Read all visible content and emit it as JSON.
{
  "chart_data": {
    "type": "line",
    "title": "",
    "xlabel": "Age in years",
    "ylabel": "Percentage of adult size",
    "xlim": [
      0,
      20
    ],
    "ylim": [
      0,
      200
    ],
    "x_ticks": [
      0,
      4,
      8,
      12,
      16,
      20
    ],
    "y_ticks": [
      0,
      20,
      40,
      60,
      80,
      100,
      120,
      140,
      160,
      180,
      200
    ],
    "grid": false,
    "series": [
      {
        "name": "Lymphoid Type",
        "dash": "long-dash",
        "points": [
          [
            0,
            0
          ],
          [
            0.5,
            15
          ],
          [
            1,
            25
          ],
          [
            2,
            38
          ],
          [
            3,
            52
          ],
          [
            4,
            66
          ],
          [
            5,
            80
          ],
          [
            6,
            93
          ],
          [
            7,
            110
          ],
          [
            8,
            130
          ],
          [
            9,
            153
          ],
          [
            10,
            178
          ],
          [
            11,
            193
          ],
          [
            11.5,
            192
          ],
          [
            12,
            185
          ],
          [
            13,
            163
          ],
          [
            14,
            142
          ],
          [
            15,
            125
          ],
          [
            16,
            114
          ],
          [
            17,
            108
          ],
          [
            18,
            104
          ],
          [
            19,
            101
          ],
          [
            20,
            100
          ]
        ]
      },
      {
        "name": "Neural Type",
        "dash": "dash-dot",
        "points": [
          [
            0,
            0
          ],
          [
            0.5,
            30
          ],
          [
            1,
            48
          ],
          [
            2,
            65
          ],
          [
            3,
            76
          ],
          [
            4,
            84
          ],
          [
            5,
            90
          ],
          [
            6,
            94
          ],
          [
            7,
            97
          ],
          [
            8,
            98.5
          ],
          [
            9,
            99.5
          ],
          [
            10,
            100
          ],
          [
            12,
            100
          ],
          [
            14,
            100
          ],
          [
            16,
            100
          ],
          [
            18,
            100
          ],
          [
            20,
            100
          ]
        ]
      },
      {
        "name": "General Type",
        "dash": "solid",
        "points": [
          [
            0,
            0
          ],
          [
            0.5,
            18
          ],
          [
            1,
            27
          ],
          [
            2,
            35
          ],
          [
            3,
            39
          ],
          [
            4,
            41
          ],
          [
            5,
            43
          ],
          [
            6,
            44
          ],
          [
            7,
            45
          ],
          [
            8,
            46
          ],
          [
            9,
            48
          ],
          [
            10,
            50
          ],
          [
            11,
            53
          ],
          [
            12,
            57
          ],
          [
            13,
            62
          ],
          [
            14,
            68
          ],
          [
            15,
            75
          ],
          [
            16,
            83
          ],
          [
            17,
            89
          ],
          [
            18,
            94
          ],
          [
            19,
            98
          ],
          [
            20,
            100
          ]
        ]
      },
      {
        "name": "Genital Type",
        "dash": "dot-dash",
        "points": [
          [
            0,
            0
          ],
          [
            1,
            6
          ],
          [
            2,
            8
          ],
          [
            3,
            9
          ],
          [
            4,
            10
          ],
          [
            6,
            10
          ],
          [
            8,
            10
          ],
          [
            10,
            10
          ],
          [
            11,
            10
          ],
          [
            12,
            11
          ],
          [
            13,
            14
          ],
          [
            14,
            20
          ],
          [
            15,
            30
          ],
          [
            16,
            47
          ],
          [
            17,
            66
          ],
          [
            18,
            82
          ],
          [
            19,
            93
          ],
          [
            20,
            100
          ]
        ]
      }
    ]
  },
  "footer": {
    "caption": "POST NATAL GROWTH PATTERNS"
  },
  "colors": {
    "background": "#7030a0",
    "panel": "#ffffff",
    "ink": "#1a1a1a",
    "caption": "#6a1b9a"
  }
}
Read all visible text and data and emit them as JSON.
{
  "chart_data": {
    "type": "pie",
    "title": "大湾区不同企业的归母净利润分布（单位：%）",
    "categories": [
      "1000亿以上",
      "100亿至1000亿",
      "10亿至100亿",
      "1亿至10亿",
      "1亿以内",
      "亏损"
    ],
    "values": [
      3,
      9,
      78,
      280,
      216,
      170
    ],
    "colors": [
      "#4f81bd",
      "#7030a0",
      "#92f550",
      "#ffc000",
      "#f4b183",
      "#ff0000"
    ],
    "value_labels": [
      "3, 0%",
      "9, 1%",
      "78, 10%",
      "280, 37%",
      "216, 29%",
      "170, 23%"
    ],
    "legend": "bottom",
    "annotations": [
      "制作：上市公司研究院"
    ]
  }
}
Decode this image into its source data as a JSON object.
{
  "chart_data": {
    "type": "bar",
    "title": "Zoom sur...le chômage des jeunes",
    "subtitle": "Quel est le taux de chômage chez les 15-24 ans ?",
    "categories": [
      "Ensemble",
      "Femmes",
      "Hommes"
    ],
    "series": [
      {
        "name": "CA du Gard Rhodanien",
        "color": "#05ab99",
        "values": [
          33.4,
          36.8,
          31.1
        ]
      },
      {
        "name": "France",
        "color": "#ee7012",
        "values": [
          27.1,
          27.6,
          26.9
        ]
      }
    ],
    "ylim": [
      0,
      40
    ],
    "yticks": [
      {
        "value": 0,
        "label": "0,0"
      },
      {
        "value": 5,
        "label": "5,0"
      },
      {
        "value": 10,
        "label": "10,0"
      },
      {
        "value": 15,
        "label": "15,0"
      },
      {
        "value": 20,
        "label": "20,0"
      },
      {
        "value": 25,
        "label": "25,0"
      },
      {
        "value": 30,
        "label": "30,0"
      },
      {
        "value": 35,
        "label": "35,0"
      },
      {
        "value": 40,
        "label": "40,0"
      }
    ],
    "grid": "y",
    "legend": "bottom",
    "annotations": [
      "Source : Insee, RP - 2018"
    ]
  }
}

- **Problem requirements**:
Reproduce every line above without error.

- **Expected answer**:
Read all visible content and emit it as JSON.
{
  "chart_data": {
    "type": "line",
    "title": "",
    "xlabel": "Age in years",
    "ylabel": "Percentage of adult size",
    "xlim": [
      0,
      20
    ],
    "ylim": [
      0,
      200
    ],
    "x_ticks": [
      0,
      4,
      8,
      12,
      16,
      20
    ],
    "y_ticks": [
      0,
      20,
      40,
      60,
      80,
      100,
      120,
      140,
      160,
      180,
      200
    ],
    "grid": false,
    "series": [
      {
        "name": "Lymphoid Type",
        "dash": "long-dash",
        "points": [
          [
            0,
            0
          ],
          [
            0.5,
            15
          ],
          [
            1,
            25
          ],
          [
            2,
            38
          ],
          [
            3,
            52
          ],
          [
            4,
            66
          ],
          [
            5,
            80
          ],
          [
            6,
            93
          ],
          [
            7,
            110
          ],
          [
            8,
            130
          ],
          [
            9,
            153
          ],
          [
            10,
            178
          ],
          [
            11,
            193
          ],
          [
            11.5,
            192
          ],
          [
            12,
            185
          ],
          [
            13,
            163
          ],
          [
            14,
            142
          ],
          [
            15,
            125
          ],
          [
            16,
            114
          ],
          [
            17,
            108
          ],
          [
            18,
            104
          ],
          [
            19,
            101
          ],
          [
            20,
            100
          ]
        ]
      },
      {
        "name": "Neural Type",
        "dash": "dash-dot",
        "points": [
          [
            0,
            0
          ],
          [
            0.5,
            30
          ],
          [
            1,
            48
          ],
          [
            2,
            65
          ],
          [
            3,
            76
          ],
          [
            4,
            84
          ],
          [
            5,
            90
          ],
          [
            6,
            94
          ],
          [
            7,
            97
          ],
          [
            8,
            98.5
          ],
          [
            9,
            99.5
          ],
          [
            10,
            100
          ],
          [
            12,
            100
          ],
          [
            14,
            100
          ],
          [
            16,
            100
          ],
          [
            18,
            100
          ],
          [
            20,
            100
          ]
        ]
      },
      {
        "name": "General Type",
        "dash": "solid",
        "points": [
          [
            0,
            0
          ],
          [
            0.5,
            18
          ],
          [
            1,
            27
          ],
          [
            2,
            35
          ],
          [
            3,
            39
          ],
          [
            4,
            41
          ],
          [
            5,
            43
          ],
          [
            6,
            44
          ],
          [
            7,
            45
          ],
          [
            8,
            46
          ],
          [
            9,
            48
          ],
          [
            10,
            50
          ],
          [
            11,
            53
          ],
          [
            12,
            57
          ],
          [
            13,
            62
          ],
          [
            14,
            68
          ],
          [
            15,
            75
          ],
          [
            16,
            83
          ],
          [
            17,
            89
          ],
          [
            18,
            94
          ],
          [
            19,
            98
          ],
          [
            20,
            100
          ]
        ]
      },
      {
        "name": "Genital Type",
        "dash": "dot-dash",
        "points": [
          [
            0,
            0
          ],
          [
            1,
            6
          ],
          [
            2,
            8
          ],
          [
            3,
            9
          ],
          [
            4,
            10
          ],
          [
            6,
            10
          ],
          [
            8,
            10
          ],
          [
            10,
            10
          ],
          [
            11,
            10
          ],
          [
            12,
            11
          ],
          [
            13,
            14
          ],
          [
            14,
            20
          ],
          [
            15,
            30
          ],
          [
            16,
            47
          ],
          [
            17,
            66
          ],
          [
            18,
            82
          ],
          [
            19,
            93
          ],
          [
            20,
            100
          ]
        ]
      }
    ]
  },
  "footer": {
    "caption": "POST NATAL GROWTH PATTERNS"
  },
  "colors": {
    "background": "#7030a0",
    "panel": "#ffffff",
    "ink": "#1a1a1a",
    "caption": "#6a1b9a"
  }
}
Read all visible text and data and emit them as JSON.
{
  "chart_data": {
    "type": "pie",
    "title": "大湾区不同企业的归母净利润分布（单位：%）",
    "categories": [
      "1000亿以上",
      "100亿至1000亿",
      "10亿至100亿",
      "1亿至10亿",
      "1亿以内",
      "亏损"
    ],
    "values": [
      3,
      9,
      78,
      280,
      216,
      170
    ],
    "colors": [
      "#4f81bd",
      "#7030a0",
      "#92f550",
      "#ffc000",
      "#f4b183",
      "#ff0000"
    ],
    "value_labels": [
      "3, 0%",
      "9, 1%",
      "78, 10%",
      "280, 37%",
      "216, 29%",
      "170, 23%"
    ],
    "legend": "bottom",
    "annotations": [
      "制作：上市公司研究院"
    ]
  }
}
Decode this image into its source data as a JSON object.
{
  "chart_data": {
    "type": "bar",
    "title": "Zoom sur...le chômage des jeunes",
    "subtitle": "Quel est le taux de chômage chez les 15-24 ans ?",
    "categories": [
      "Ensemble",
      "Femmes",
      "Hommes"
    ],
    "series": [
      {
        "name": "CA du Gard Rhodanien",
        "color": "#05ab99",
        "values": [
          33.4,
          36.8,
          31.1
        ]
      },
      {
        "name": "France",
        "color": "#ee7012",
        "values": [
          27.1,
          27.6,
          26.9
        ]
      }
    ],
    "ylim": [
      0,
      40
    ],
    "yticks": [
      {
        "value": 0,
        "label": "0,0"
      },
      {
        "value": 5,
        "label": "5,0"
      },
      {
        "value": 10,
        "label": "10,0"
      },
      {
        "value": 15,
        "label": "15,0"
      },
      {
        "value": 20,
        "label": "20,0"
      },
      {
        "value": 25,
        "label": "25,0"
      },
      {
        "value": 30,
        "label": "30,0"
      },
      {
        "value": 35,
        "label": "35,0"
      },
      {
        "value": 40,
        "label": "40,0"
      }
    ],
    "grid": "y",
    "legend": "bottom",
    "annotations": [
      "Source : Insee, RP - 2018"
    ]
  }
}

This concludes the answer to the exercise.